:: Data to process ::

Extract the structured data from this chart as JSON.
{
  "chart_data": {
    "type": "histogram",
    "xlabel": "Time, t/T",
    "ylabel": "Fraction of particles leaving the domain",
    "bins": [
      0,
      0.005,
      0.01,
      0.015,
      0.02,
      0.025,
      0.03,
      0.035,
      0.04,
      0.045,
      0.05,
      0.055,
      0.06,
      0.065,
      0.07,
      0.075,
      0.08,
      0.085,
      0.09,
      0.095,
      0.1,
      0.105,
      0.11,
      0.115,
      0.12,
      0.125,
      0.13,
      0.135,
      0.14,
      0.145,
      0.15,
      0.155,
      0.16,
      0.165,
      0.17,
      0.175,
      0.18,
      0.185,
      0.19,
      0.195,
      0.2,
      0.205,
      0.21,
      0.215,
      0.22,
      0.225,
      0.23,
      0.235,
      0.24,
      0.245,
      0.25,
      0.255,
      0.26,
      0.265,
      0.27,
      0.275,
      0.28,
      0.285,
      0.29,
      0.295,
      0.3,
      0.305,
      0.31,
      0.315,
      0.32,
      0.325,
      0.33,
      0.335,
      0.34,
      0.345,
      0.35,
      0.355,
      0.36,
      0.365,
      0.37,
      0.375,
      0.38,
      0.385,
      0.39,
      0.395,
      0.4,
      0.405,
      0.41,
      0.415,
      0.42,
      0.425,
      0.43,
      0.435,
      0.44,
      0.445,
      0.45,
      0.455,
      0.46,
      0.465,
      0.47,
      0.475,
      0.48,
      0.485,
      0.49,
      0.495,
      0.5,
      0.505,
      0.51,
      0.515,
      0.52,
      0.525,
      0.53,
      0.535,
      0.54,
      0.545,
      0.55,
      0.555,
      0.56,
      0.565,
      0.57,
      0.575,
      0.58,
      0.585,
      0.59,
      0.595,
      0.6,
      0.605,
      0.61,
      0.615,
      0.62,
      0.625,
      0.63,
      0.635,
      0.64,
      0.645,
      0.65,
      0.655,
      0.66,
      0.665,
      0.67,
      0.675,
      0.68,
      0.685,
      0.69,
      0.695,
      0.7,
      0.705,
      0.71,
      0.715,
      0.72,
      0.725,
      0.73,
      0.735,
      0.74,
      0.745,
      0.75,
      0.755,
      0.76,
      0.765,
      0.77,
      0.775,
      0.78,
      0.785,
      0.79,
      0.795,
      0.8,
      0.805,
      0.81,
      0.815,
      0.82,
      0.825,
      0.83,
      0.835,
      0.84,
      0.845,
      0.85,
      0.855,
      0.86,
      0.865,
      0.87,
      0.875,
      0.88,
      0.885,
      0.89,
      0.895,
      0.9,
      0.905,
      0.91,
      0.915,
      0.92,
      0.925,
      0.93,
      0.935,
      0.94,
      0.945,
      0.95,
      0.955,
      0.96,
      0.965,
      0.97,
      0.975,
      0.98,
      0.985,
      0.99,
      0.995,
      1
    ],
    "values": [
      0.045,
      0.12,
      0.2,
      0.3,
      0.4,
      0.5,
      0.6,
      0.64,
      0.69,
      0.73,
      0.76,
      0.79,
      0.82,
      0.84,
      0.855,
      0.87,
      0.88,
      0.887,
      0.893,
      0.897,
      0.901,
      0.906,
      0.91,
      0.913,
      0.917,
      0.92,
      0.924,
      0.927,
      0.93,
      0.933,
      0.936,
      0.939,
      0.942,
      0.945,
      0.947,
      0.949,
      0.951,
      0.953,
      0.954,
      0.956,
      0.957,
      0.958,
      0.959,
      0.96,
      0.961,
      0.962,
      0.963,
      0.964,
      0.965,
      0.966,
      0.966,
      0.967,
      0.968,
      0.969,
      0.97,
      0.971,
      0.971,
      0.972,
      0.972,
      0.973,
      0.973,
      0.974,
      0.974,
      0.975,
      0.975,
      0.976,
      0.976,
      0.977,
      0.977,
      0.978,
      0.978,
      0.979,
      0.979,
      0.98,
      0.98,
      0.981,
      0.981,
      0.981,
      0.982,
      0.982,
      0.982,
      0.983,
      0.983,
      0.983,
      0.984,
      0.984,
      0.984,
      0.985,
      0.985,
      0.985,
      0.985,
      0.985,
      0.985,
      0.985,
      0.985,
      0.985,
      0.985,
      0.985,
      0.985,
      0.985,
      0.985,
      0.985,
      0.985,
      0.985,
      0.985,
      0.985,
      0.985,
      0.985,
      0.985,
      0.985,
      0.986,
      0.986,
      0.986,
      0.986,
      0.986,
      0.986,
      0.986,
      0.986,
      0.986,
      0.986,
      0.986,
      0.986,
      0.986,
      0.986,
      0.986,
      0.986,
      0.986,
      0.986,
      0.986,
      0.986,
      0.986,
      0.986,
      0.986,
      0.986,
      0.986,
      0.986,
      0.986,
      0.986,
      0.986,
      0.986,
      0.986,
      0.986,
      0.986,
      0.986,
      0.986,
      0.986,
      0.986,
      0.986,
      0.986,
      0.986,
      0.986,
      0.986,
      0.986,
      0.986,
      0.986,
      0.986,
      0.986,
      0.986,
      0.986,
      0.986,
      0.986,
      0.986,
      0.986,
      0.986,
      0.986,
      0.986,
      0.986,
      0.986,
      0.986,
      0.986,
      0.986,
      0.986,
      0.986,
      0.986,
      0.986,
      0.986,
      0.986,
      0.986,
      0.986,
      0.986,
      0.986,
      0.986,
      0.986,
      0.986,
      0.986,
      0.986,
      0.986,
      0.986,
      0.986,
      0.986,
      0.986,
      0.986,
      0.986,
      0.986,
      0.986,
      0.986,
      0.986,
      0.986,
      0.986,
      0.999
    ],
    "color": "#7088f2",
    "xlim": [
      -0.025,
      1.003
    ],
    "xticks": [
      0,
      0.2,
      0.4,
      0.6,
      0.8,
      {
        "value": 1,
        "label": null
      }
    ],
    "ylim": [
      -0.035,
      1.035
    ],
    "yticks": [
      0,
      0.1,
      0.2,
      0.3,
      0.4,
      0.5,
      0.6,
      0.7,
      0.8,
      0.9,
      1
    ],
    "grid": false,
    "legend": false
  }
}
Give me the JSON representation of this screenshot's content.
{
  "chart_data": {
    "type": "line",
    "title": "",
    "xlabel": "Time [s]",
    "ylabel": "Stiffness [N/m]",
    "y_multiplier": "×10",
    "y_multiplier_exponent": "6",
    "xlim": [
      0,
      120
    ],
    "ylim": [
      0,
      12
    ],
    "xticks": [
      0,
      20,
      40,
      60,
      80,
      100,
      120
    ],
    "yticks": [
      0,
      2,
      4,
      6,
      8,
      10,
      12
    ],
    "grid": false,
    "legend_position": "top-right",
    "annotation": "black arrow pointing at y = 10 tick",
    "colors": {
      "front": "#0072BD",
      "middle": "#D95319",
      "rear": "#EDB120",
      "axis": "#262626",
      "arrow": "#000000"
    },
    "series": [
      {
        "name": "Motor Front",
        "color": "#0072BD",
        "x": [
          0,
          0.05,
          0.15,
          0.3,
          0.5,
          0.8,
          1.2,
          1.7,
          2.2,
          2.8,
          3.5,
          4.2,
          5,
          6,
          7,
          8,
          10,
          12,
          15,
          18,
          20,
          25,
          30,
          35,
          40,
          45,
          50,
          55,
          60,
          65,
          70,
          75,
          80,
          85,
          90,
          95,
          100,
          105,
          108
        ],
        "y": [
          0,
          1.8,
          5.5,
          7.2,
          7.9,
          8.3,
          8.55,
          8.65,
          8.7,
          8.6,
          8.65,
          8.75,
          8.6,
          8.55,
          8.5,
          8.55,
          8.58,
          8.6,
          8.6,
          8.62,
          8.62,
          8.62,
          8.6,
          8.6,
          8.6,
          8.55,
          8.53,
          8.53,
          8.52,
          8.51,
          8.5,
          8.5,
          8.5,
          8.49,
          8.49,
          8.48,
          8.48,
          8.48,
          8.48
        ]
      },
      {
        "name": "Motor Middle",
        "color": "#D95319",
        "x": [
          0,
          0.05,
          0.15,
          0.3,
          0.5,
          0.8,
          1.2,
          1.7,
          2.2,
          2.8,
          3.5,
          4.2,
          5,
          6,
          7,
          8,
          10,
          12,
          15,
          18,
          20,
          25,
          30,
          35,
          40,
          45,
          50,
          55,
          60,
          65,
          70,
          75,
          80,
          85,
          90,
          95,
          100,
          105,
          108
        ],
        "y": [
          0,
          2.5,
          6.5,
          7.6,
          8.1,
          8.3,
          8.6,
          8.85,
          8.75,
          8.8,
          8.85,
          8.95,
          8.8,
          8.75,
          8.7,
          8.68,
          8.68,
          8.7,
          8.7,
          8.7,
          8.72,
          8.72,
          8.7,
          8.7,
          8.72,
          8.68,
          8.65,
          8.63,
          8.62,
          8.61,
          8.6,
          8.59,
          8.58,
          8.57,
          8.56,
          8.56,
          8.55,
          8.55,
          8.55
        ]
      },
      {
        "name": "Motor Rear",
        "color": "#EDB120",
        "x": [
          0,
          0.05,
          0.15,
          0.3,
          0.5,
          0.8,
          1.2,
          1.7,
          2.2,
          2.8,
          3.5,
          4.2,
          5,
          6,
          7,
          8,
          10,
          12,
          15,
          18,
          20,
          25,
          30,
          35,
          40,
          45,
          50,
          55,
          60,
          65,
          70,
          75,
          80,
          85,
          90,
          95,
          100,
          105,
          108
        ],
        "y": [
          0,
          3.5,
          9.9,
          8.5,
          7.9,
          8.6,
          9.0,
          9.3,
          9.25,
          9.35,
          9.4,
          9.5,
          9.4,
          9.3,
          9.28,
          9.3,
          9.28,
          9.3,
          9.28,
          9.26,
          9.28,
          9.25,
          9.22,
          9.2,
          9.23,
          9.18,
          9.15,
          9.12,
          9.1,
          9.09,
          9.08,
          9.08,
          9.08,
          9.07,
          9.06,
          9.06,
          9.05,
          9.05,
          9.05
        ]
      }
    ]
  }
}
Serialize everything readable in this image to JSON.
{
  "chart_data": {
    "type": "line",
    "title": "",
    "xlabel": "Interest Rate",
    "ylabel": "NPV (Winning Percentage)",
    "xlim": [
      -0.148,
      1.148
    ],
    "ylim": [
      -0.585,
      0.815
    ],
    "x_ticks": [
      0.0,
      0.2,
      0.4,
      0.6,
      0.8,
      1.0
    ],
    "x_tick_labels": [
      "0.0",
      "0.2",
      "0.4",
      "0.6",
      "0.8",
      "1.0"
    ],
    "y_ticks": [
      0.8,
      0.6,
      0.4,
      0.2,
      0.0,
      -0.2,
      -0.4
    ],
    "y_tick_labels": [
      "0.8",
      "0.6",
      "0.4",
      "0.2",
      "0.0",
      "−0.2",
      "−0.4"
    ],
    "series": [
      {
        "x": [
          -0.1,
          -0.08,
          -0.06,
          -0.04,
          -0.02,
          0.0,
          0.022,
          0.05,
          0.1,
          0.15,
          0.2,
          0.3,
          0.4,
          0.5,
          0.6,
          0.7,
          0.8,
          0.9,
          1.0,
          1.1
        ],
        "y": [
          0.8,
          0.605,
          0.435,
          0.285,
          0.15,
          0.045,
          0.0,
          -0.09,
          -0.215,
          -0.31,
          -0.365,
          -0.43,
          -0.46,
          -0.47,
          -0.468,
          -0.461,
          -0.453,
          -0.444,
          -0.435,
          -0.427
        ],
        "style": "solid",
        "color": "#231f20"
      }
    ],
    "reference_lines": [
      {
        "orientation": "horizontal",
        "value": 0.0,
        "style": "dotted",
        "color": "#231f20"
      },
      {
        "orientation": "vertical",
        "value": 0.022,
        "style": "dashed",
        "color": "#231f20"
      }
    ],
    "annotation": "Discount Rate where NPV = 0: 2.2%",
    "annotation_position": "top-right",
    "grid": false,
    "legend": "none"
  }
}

:::

• Request: In the entries above, find each line with the word "orientation" and show it.

• Final result:
        "orientation": "horizontal",
        "orientation": "vertical",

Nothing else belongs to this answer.